Records from a collection:

** Start **

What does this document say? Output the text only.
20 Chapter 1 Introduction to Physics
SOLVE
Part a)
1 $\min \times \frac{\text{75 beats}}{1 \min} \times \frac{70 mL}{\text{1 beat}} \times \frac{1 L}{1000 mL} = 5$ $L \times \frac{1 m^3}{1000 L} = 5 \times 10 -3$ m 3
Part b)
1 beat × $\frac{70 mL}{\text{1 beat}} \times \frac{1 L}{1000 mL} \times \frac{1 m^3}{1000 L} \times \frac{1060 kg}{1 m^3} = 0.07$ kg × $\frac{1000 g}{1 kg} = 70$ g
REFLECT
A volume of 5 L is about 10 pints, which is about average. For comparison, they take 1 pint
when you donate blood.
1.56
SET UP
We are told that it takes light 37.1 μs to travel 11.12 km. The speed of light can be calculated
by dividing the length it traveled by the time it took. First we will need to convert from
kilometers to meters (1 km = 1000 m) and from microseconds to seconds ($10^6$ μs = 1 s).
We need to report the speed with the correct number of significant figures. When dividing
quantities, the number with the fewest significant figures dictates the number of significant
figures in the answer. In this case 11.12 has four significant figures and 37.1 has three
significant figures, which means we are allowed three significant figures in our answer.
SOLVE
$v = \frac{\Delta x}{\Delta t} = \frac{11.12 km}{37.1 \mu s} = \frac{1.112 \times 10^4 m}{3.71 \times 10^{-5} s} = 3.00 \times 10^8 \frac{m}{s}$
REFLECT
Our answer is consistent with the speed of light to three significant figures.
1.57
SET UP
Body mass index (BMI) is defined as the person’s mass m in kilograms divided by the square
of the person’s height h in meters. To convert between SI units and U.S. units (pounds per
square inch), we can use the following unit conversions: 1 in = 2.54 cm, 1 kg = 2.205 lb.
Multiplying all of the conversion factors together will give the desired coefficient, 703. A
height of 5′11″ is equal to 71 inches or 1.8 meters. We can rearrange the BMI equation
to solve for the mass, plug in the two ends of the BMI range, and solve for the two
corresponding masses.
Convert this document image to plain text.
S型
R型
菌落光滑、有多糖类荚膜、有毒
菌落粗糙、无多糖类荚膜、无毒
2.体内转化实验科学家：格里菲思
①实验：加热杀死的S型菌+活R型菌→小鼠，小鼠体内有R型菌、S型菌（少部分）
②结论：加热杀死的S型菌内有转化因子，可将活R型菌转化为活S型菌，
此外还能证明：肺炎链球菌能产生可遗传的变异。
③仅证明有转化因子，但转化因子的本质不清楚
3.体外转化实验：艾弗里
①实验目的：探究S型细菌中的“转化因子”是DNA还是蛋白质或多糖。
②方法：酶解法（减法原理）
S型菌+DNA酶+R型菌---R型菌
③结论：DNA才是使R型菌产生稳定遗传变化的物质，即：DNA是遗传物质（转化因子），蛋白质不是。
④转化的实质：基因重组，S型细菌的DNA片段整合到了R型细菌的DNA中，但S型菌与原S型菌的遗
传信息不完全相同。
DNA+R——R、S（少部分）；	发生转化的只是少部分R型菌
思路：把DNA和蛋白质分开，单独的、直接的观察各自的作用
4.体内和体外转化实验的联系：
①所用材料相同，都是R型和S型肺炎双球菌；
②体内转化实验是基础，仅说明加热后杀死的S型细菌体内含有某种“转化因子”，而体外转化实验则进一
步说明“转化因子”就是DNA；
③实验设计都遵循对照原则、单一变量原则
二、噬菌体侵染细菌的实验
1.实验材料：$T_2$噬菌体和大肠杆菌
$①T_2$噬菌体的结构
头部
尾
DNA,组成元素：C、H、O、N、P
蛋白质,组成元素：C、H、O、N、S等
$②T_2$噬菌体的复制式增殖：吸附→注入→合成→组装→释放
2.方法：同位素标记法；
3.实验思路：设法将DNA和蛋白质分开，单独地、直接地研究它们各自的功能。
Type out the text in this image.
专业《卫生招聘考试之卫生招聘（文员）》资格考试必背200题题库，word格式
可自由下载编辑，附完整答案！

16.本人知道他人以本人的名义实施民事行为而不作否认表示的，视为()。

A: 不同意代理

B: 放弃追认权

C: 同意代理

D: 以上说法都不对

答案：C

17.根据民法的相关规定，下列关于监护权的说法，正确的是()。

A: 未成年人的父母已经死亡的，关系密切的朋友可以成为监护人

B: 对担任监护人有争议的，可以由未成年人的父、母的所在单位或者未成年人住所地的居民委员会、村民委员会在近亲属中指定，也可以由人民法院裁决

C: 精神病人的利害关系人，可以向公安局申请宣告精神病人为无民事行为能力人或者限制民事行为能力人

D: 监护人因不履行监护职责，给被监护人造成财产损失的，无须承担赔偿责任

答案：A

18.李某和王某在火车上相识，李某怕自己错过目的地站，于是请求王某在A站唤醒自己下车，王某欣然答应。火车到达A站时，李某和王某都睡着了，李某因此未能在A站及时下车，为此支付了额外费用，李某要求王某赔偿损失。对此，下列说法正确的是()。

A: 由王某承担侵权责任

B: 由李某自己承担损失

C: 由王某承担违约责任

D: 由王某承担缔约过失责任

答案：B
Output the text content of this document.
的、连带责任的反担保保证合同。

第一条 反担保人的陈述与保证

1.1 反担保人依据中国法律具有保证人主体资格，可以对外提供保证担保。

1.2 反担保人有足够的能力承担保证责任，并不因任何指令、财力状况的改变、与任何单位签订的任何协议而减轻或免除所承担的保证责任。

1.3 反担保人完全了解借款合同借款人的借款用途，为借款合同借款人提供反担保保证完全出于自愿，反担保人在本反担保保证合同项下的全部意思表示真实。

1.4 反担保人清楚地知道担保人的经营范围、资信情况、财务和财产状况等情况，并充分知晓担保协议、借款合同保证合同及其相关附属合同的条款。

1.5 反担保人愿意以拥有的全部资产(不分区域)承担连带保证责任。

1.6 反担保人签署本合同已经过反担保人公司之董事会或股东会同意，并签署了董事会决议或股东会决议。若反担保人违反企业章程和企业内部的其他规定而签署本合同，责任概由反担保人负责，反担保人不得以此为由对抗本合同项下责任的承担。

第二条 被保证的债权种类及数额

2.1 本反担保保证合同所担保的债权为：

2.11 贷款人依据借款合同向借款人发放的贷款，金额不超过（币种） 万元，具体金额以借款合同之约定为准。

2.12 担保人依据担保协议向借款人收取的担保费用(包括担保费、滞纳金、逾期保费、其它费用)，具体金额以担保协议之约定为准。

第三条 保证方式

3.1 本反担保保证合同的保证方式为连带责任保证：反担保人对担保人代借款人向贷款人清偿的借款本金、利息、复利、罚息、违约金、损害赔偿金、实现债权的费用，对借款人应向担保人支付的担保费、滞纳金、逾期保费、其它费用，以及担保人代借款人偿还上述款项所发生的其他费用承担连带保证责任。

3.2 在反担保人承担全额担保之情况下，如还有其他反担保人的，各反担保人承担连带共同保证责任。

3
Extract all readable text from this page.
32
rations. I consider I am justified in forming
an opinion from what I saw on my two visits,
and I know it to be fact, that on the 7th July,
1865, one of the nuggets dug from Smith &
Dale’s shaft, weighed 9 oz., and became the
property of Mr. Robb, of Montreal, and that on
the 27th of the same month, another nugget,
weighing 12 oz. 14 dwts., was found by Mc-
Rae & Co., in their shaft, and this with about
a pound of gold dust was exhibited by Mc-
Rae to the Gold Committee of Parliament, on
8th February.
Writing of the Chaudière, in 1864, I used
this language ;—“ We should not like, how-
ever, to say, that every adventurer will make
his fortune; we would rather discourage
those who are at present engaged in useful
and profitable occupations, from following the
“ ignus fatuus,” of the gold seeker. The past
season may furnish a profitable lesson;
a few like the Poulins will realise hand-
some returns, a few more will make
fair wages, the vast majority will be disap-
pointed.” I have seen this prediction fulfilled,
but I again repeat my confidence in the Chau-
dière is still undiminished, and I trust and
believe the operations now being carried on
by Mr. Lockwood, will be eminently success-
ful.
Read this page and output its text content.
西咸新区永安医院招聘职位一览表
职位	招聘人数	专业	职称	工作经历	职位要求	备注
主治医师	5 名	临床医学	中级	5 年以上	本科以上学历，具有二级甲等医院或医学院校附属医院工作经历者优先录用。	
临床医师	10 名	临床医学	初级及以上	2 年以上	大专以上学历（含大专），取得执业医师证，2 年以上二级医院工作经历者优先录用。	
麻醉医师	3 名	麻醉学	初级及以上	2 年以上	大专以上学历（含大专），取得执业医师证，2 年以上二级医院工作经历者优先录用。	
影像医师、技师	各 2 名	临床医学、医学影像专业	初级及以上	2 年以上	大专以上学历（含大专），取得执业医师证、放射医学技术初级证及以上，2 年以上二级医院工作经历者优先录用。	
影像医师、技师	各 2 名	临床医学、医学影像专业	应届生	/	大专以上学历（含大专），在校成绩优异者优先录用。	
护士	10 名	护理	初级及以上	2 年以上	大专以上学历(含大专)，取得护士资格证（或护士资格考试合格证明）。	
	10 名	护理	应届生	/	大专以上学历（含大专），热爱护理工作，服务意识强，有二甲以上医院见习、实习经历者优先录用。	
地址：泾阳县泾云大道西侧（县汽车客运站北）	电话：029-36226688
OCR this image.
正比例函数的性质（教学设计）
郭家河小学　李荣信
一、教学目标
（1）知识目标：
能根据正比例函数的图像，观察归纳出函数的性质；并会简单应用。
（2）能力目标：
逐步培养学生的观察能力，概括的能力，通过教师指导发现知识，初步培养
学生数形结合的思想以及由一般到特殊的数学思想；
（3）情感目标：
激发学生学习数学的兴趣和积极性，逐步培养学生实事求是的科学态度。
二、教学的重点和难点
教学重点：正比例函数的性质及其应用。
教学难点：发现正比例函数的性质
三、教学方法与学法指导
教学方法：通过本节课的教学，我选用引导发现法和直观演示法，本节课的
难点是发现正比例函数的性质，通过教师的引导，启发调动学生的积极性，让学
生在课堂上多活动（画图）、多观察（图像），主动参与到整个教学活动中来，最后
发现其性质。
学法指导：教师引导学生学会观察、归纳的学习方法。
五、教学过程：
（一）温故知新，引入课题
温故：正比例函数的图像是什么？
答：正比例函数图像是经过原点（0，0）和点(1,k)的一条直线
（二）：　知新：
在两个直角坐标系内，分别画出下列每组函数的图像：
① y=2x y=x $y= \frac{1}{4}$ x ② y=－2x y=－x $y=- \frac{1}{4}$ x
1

** End **

• Instruction:
Return each line that includes "初级及以上".

• Solution:
临床医师	10 名	临床医学	初级及以上	2 年以上	大专以上学历（含大专），取得执业医师证，2 年以上二级医院工作经历者优先录用。	
麻醉医师	3 名	麻醉学	初级及以上	2 年以上	大专以上学历（含大专），取得执业医师证，2 年以上二级医院工作经历者优先录用。	
影像医师、技师	各 2 名	临床医学、医学影像专业	初级及以上	2 年以上	大专以上学历（含大专），取得执业医师证、放射医学技术初级证及以上，2 年以上二级医院工作经历者优先录用。	
护士	10 名	护理	初级及以上	2 年以上	大专以上学历(含大专)，取得护士资格证（或护士资格考试合格证明）。	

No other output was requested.